### TEXT FOR ANALYSIS
________

Enhanced Anticancer Activity Of Taxifolin Via Niosomal Encapsulation In MCF-7 Breast Cancer Cells

Abstract

Background: Though taxifolin is a naturally occurring flavonoid with autoantioxidant capabilities and some reported anticancer effects, its real-world applications are still limited due to its instability and poor bioavailability. Niosomes, as a nanodelivery system, are expected to enhance delivery effectiveness. This investigation aimed to evaluate the potential chemoprotective and pro-apoptotic effects of taxifolin-loaded niosomes (Tax-NIO) in MCF-7 breast cancer cells.

Methods: The thin-film method was used to prepare the niosomes, which were characterized for morphology, size, and polydispersity index (PDI). The drugs loaded niosomes were subjected to entrapment efficiency (EE) and stability, and drug release studies. We further evaluated the impact of Taxifolin on the viability of breast cancer cells, RT-qPCR assays, malondialdehyde (MDA) activity, and cell cycle progression.

________

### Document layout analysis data

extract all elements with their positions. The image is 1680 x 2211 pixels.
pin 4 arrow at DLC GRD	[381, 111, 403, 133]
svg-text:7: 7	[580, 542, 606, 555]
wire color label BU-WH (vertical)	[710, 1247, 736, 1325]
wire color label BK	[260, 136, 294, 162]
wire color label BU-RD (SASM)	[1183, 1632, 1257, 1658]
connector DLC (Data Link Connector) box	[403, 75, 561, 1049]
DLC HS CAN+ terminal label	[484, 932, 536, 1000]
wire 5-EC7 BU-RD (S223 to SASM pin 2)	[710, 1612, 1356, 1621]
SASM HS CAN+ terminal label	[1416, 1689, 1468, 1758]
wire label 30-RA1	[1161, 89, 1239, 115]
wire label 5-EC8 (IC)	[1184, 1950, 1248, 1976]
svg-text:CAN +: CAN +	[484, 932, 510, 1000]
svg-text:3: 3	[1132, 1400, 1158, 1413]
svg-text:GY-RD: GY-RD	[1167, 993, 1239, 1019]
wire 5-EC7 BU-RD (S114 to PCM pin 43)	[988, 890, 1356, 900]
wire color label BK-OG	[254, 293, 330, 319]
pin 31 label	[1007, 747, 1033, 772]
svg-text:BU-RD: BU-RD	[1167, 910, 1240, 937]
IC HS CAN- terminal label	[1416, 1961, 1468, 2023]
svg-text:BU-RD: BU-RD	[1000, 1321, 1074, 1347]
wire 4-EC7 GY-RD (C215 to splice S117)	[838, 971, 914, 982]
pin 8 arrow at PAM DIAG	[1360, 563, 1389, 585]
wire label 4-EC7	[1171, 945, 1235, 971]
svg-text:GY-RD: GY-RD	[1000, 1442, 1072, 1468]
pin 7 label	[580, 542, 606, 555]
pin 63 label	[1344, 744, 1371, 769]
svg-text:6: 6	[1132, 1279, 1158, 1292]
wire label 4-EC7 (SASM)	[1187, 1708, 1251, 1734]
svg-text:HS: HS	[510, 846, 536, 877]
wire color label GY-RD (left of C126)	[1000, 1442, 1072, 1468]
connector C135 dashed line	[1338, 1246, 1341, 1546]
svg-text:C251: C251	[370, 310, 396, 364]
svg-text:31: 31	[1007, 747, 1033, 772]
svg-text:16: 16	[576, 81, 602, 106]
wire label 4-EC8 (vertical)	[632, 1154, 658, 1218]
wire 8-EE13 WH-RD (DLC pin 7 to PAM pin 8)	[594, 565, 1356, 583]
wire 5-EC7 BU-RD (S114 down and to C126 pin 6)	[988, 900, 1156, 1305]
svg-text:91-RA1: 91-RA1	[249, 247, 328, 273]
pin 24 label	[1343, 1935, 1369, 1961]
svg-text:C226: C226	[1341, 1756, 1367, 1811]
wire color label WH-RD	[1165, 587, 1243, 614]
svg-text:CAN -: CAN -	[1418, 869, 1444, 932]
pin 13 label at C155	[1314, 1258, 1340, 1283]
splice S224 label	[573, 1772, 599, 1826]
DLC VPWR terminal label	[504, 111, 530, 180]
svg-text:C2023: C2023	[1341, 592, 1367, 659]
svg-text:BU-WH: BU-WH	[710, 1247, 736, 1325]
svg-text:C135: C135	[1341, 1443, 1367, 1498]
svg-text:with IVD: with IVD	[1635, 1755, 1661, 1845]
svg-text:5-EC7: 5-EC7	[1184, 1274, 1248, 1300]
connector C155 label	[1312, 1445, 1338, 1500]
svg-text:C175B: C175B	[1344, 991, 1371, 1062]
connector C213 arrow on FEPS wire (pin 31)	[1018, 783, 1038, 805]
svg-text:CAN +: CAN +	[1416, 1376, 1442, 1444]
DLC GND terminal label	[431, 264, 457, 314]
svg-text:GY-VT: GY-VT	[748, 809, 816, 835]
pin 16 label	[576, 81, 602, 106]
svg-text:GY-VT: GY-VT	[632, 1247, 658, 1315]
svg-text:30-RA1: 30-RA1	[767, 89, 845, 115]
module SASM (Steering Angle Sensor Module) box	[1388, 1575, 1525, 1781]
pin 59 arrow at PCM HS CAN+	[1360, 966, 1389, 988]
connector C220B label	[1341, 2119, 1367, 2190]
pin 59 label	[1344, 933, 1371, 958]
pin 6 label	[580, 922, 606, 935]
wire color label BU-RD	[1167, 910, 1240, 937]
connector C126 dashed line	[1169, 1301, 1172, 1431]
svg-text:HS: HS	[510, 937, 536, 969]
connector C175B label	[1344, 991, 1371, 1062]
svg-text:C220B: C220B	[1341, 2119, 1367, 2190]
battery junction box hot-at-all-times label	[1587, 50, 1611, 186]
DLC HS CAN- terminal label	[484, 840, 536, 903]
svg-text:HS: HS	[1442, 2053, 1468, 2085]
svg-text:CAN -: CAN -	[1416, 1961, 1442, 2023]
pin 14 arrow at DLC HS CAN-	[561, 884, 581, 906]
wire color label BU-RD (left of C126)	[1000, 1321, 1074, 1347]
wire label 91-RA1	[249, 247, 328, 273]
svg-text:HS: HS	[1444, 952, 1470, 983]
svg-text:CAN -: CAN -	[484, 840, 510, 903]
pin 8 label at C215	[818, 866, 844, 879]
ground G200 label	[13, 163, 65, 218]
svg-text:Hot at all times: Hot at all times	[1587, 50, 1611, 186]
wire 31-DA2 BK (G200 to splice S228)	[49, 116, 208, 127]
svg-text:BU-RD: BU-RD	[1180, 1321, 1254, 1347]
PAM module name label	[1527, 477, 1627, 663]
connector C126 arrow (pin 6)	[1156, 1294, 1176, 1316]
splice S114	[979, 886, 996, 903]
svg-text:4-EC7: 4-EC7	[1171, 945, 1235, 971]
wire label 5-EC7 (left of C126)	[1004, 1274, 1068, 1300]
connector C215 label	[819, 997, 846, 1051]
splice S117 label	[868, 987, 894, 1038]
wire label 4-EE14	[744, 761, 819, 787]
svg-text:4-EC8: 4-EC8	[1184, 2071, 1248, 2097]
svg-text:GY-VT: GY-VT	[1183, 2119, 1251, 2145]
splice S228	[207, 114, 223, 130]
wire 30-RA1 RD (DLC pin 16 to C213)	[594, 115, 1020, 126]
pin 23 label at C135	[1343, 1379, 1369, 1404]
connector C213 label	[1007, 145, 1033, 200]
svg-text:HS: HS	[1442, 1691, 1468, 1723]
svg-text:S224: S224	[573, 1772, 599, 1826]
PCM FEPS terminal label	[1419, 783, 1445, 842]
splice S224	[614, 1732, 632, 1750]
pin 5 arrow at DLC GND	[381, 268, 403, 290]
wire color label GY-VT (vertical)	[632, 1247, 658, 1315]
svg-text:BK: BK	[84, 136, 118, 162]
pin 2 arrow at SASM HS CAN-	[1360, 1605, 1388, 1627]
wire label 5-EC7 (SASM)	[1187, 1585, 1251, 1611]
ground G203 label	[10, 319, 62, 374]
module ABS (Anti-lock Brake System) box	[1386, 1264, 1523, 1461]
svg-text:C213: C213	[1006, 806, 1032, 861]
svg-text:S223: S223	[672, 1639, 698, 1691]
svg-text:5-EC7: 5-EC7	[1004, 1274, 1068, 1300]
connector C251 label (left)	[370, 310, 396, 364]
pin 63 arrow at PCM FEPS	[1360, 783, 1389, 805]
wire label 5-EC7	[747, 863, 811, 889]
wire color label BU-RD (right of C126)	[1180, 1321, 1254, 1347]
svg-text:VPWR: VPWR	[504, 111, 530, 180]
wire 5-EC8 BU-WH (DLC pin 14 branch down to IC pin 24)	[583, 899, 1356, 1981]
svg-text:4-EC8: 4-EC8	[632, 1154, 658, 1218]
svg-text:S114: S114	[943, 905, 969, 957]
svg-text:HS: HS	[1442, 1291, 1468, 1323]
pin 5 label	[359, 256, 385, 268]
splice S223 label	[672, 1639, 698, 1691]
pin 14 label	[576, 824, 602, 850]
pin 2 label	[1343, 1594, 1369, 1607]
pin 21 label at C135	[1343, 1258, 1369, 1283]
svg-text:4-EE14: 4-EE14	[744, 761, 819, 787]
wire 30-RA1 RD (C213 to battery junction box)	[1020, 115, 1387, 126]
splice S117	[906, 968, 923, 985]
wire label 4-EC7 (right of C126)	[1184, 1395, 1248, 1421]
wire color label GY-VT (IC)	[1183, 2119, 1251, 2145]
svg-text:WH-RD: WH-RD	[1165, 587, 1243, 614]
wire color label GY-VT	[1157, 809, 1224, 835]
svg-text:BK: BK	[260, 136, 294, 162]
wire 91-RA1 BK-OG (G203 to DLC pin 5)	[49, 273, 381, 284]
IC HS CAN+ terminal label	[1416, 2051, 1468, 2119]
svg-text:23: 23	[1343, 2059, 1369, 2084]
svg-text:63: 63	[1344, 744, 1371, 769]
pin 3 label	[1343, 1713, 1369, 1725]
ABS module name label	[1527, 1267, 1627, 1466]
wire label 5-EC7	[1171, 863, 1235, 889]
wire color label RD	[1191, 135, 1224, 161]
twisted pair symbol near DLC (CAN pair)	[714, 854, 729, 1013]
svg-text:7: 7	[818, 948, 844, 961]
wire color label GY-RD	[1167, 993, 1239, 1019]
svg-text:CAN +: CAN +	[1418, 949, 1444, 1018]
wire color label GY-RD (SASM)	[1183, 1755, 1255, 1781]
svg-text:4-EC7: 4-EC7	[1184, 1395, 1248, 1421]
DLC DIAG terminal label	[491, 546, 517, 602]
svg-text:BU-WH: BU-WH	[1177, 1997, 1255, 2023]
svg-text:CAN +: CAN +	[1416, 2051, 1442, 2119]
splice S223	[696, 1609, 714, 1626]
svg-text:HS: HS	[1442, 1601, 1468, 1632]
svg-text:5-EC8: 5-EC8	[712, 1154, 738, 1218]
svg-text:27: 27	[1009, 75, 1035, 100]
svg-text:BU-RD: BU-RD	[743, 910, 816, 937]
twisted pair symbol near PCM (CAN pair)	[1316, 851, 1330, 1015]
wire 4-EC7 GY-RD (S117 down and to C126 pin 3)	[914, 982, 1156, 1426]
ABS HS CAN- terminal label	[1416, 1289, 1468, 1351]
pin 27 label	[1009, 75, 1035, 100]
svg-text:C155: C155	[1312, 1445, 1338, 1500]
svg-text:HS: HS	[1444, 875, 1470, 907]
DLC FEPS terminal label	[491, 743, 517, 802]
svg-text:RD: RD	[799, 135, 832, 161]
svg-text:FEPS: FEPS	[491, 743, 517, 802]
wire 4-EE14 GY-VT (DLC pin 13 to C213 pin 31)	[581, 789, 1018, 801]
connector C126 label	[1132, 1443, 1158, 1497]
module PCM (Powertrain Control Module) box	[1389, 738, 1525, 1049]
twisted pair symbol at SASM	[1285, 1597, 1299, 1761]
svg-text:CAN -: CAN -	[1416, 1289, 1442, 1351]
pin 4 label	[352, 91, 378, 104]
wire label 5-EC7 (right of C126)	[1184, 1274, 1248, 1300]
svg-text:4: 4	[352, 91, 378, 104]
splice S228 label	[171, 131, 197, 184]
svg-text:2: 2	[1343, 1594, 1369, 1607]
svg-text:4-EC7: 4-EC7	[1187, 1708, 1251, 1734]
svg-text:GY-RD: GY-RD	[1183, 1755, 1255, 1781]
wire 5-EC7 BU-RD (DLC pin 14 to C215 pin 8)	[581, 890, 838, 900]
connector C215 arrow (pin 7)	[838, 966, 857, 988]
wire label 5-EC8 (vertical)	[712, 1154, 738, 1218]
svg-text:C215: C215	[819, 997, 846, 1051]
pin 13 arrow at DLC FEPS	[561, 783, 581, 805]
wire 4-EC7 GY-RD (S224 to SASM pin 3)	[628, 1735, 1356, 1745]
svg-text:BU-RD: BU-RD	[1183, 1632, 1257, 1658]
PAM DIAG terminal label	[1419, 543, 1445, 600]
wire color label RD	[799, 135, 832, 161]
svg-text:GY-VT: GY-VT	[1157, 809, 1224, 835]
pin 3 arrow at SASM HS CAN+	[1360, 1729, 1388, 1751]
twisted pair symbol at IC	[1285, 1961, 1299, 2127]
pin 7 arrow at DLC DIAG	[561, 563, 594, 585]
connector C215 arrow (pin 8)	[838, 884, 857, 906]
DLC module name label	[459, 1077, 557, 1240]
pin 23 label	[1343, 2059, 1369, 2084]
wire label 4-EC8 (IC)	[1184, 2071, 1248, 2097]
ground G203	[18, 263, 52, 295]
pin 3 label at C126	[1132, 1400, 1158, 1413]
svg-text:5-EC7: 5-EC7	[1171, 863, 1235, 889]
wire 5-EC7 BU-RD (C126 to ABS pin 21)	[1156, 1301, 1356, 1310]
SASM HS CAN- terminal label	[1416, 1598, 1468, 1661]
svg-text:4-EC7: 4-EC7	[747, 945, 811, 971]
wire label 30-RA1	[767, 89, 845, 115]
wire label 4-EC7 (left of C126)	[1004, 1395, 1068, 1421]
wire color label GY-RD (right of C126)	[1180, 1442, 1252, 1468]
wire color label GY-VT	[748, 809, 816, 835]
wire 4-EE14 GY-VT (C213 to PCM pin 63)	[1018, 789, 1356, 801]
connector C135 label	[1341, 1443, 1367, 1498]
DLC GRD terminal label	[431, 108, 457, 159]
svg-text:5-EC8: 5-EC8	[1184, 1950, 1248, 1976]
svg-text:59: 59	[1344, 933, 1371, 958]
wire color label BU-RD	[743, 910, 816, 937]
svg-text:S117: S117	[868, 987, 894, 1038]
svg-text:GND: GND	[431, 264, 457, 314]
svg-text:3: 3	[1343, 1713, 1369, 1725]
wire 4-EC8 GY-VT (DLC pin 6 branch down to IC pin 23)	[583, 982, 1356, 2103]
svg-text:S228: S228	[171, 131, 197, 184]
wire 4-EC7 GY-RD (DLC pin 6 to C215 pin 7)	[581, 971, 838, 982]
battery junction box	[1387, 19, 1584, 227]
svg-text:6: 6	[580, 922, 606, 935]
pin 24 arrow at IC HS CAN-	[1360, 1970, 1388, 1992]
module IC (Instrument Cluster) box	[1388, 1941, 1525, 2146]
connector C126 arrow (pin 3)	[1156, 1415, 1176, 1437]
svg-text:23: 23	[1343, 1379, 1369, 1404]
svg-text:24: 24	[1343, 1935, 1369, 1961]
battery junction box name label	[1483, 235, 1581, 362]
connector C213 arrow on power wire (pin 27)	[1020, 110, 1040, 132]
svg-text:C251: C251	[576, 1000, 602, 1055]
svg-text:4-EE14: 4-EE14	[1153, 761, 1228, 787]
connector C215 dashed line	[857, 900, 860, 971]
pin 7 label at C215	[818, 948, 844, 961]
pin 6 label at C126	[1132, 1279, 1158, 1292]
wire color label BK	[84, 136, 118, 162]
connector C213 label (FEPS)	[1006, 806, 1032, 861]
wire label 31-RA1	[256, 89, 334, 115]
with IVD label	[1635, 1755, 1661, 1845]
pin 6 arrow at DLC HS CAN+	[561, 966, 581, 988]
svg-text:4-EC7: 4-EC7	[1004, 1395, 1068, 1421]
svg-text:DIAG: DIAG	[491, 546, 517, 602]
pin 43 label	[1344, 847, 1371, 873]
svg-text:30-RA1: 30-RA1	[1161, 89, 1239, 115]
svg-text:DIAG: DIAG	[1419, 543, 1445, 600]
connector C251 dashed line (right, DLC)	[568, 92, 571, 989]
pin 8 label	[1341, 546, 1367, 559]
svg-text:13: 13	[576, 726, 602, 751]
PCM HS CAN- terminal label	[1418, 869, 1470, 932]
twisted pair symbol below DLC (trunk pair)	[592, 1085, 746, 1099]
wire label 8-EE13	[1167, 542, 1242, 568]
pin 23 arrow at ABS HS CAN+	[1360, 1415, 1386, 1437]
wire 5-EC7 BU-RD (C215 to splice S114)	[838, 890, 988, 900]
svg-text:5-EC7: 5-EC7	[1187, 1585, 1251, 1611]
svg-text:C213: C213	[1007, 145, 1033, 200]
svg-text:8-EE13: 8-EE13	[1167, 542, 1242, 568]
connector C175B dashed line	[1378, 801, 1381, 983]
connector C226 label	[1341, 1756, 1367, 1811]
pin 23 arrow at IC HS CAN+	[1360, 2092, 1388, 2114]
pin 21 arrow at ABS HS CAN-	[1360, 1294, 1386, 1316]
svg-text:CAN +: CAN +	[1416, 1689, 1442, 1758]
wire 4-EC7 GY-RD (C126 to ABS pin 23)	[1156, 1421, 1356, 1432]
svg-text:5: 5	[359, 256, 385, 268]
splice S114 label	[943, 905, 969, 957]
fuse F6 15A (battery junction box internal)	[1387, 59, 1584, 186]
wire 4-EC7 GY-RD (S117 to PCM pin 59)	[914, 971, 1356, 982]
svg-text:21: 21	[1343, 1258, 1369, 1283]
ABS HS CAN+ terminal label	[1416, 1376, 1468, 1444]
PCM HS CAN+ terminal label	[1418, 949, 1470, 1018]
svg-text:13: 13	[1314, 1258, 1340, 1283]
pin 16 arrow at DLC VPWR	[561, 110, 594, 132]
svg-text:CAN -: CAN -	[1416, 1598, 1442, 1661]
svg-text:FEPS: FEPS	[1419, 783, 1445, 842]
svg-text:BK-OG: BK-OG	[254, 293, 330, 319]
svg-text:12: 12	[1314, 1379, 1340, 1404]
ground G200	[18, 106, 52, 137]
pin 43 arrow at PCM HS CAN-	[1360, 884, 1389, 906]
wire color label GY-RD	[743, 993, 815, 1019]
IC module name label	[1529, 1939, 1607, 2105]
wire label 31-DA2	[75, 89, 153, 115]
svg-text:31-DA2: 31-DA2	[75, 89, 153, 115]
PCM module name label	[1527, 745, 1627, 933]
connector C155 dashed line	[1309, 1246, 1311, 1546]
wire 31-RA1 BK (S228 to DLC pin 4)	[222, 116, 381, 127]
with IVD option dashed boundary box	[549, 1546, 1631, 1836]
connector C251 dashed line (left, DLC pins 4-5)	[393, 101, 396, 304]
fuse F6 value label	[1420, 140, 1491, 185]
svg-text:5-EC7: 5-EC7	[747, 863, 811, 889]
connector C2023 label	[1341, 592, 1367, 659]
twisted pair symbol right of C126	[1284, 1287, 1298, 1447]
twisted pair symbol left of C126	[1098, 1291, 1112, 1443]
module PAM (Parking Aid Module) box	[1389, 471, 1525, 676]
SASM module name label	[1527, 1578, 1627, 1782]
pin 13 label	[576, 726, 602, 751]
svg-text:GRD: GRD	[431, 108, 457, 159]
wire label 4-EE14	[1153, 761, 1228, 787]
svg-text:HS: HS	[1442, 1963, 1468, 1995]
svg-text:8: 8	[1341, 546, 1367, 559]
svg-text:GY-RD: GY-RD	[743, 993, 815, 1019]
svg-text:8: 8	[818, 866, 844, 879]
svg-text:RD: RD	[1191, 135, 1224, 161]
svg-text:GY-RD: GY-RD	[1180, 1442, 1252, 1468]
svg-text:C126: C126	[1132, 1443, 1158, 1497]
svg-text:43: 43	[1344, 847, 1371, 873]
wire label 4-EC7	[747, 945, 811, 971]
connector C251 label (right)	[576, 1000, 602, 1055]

________

### PROBLEMS AND TASKS
**A)** Restate the paragraph of the taxifolin abstract that begins "Methods:" as a brief list, keeping its main facts.
**B)** Carry on the taxifolin abstract, starting after its final sentence.

### ANSWERS BELOW
**A)**
- Niosomes were prepared by the thin-film method.
- They were characterized for morphology, size, and polydispersity index (PDI).
- The drug-loaded niosomes underwent entrapment efficiency (EE), stability, and drug release studies.
- Taxifolin's impact was evaluated on breast cancer cell viability, RT-qPCR assays, malondialdehyde (MDA) activity, and cell cycle progression.

**B)**
Results: Tax-NIO has a small size of approximately 51 ± 0.40 nm, a low PDI of 0.132 ± 0.14, and a zeta potential of -21 ± 0.23 mV, indicating stability. There was a continuous release of drugs in comparison to unencapsulated taxifolin. In a dose-dependent manner, Tax-NIO caused a drop in MCF-7 cell viability, and its IC₅₀ was 48.9 µM, which was higher than the 23.4 µM IC₅₀ for olaparib. Upregulation of pro-apoptotic genes such as p53, Bax, Caspase-9, and Caspase-3 was observed, whereas anti-apoptotic genes Bcl-2 and PARP-1 were downregulated. Tax-NIO resulted in a significantly lower level of lipid peroxidation. Cell cycle analysis also showed there was significant G2/M phase arrest in the Tax-NIO-treated cells.

Conclusions: Incorporation of taxifolin into niosomes exhibits even greater anticancer effects against MCF-7 breast cancer cells, including increased apoptosis, greater inhibition of oxidative stress, and greater disruption of cell-cycle progression. Thus, these findings indicate that Tax-NIO could serve as an effective nanotherapeutic strategy for breast cancer and warrant further preclinical and translational studies.